Private confrontation first. Where possible, begin quietly. One believer goes to another with humility and truth. This protects dignity and gives space for easy repentance before anything escalates.
Witnesses where needed. If the matter continues, trusted witnesses may become involved — to establish facts, guard against unfairness, and impress the seriousness of the situation on the person.
Elder and pastoral involvement. Elders or pastors need to guide the process when things become serious, ensuring biblical fairness, pastoral care, and doctrinal clarity throughout.
Careful fact-finding. No church should discipline on rumor alone. Facts matter. Evidence matters. Truth matters. Due process is not a secular concept — it reflects the character of a just God.
Repeated calls to repentance. The aim is always to win the person if possible. Patience is often required. Many cases resolve before formal action is ever needed.
Formal action only when necessary. If there is no repentance, formal action may include suspension from the Lord’s Supper, removal from membership, or acknowledgment to the congregation. This should be done with grief, not relish.
Ongoing prayer and hope for restoration. Even after formal discipline, the church should continue to pray and seek restoration wherever there is genuine repentance.
The Spirit It Requires
A church can have sound doctrine on discipline and a completely wrong spirit — and the wrong spirit will do almost as much damage as the wrong doctrine. Discipline must be practiced with humility, because those who confront must remember their own weakness. It must be practiced with love, because the person under discipline is a soul to be cared for, not a problem to be managed. It must be practiced with fairness — no favoritism, no selective toughness, no shielding the powerful while exposing the weak. It must be practiced with clarity, so that people understand what the issue is, what repentance would look like, and what steps are being taken. And it must be practiced with grief, because discipline is never a victory — it is a sorrowful necessity.

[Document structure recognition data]

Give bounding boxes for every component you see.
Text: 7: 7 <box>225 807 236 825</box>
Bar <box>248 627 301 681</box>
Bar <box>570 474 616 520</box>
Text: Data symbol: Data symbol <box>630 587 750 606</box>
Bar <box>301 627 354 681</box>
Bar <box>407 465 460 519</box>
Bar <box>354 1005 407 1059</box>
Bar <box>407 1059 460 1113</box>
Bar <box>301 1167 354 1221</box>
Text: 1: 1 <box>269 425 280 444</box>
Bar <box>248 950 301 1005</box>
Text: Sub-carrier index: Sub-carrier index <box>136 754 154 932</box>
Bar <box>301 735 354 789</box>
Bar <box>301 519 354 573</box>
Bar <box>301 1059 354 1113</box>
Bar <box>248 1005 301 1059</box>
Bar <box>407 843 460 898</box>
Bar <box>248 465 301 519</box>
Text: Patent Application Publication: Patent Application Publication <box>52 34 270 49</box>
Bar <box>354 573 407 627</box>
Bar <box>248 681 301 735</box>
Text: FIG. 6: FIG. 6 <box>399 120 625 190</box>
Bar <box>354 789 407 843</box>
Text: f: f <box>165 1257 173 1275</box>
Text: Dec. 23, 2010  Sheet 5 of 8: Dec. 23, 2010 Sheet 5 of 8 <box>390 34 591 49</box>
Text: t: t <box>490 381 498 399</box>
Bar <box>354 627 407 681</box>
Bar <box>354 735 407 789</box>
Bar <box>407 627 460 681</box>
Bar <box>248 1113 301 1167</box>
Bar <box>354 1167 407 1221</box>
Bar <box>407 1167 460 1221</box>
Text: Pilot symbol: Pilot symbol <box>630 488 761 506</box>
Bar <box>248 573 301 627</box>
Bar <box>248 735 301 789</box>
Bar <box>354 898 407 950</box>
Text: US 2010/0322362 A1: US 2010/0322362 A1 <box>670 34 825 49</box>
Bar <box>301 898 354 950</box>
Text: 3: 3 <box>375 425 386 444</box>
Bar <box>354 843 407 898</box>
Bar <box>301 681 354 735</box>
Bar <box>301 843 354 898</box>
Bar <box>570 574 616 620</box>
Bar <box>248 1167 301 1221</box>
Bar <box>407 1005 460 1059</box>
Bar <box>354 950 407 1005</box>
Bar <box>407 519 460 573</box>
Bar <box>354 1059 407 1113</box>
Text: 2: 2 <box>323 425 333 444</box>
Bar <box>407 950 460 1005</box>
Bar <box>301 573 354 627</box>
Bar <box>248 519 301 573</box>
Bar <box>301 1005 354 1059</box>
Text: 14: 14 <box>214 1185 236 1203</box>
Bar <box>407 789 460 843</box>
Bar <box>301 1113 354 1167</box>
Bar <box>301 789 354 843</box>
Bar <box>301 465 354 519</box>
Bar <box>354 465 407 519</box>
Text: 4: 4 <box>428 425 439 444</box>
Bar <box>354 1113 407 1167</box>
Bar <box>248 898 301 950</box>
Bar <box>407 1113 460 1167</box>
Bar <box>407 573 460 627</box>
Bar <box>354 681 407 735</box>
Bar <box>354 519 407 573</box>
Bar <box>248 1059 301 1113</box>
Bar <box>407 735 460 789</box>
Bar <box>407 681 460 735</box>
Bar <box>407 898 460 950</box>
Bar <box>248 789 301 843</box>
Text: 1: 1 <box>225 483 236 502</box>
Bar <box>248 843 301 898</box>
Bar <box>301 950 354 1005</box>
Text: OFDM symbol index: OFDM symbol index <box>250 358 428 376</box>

__COMPLETE THE FOLLOWING__.
1. From the passage on church discipline, pull out the part that opens with the words containing "Private confrontation first." and closes with "a just God.".
2. In the passage on church discipline, what may formal action include when there is no repentance?
3. List every quality the passage on church discipline says discipline must be practiced with.
Work only from the passage on church discipline, not the listing.

__ANSWERS BY TASK__.
1.
Private confrontation first. Where possible, begin quietly. One believer goes to another with humility and truth. This protects dignity and gives space for easy repentance before anything escalates.
Witnesses where needed. If the matter continues, trusted witnesses may become involved — to establish facts, guard against unfairness, and impress the seriousness of the situation on the person.
Elder and pastoral involvement. Elders or pastors need to guide the process when things become serious, ensuring biblical fairness, pastoral care, and doctrinal clarity throughout.
Careful fact-finding. No church should discipline on rumor alone. Facts matter. Evidence matters. Truth matters. Due process is not a secular concept — it reflects the character of a just God.

2. Suspension from the Lord's Supper, removal from membership, or acknowledgment to the congregation.

3. Humility, love, fairness, clarity, grief